WRITTEN REQUEST —
Count up the lines in the following listing that hold the word "transmission", then give only that count.

DATA SUPPLIED —
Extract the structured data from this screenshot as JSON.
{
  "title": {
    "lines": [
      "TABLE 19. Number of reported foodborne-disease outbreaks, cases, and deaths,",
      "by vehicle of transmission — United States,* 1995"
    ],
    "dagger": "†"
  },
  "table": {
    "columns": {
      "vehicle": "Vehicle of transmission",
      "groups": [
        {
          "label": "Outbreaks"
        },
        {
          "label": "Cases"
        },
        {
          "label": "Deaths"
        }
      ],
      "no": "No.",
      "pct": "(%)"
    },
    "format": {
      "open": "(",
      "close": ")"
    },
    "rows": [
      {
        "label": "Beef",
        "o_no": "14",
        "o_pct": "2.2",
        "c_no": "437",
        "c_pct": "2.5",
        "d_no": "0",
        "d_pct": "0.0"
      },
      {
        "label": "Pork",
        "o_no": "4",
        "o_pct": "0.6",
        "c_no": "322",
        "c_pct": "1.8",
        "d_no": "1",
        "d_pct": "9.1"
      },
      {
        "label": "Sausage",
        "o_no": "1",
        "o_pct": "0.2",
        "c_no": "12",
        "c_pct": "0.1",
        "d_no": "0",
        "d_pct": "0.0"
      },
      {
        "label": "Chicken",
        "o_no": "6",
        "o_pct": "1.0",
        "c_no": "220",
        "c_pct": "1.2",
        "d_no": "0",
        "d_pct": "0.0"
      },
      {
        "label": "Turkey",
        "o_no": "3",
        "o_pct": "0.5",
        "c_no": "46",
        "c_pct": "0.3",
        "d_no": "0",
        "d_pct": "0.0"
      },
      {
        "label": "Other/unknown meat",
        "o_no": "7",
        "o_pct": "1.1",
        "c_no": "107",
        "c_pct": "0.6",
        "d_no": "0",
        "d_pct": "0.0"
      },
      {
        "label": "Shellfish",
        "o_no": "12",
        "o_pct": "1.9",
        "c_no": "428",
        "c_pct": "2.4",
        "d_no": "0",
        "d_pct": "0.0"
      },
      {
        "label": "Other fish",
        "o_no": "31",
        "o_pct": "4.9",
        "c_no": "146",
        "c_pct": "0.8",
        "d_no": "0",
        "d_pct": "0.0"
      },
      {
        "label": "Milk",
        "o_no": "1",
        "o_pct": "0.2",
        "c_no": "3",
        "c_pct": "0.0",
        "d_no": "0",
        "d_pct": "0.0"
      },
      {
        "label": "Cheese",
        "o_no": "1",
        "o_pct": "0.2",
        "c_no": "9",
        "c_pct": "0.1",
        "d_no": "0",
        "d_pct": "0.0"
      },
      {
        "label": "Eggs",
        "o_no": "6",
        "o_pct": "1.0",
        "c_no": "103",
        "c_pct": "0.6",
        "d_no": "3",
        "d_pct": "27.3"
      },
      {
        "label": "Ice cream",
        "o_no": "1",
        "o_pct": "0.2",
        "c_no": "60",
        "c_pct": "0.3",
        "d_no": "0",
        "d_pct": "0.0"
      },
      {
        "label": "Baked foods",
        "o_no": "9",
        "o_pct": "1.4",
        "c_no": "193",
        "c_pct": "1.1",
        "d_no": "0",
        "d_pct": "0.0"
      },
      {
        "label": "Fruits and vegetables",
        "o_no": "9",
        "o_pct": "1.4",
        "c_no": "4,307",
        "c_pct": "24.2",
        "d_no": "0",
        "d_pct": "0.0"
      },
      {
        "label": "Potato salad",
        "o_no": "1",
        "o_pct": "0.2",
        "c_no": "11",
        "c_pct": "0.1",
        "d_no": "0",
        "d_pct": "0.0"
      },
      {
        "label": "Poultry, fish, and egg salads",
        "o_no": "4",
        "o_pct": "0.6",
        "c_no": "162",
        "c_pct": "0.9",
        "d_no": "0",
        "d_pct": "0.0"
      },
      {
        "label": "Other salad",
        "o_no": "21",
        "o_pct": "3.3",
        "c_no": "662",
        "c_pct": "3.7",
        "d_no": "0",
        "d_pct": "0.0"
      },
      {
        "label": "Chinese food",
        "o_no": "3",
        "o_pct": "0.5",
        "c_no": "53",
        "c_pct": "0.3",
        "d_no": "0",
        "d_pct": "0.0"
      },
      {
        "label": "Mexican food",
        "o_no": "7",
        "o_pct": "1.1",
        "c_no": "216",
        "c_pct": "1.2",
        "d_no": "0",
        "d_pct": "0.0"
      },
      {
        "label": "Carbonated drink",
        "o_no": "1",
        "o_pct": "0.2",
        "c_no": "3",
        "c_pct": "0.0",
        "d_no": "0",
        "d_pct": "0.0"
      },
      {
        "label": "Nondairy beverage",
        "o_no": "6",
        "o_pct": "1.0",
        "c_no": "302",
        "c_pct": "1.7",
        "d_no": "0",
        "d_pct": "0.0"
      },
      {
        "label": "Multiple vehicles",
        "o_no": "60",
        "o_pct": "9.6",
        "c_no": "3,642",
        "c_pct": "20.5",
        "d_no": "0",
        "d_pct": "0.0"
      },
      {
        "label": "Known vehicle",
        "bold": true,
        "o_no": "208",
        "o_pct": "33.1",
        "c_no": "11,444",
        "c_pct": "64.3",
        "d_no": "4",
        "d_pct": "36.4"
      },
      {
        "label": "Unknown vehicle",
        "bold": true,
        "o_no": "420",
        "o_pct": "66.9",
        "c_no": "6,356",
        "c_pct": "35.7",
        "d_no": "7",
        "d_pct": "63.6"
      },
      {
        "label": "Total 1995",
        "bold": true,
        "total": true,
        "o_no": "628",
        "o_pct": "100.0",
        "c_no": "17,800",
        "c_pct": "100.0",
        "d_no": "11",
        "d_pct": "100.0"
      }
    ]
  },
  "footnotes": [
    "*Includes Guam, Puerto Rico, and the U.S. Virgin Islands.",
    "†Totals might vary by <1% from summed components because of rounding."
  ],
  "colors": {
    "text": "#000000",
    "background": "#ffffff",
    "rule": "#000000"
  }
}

RESPONSE FOR THIS EXERCISE —
2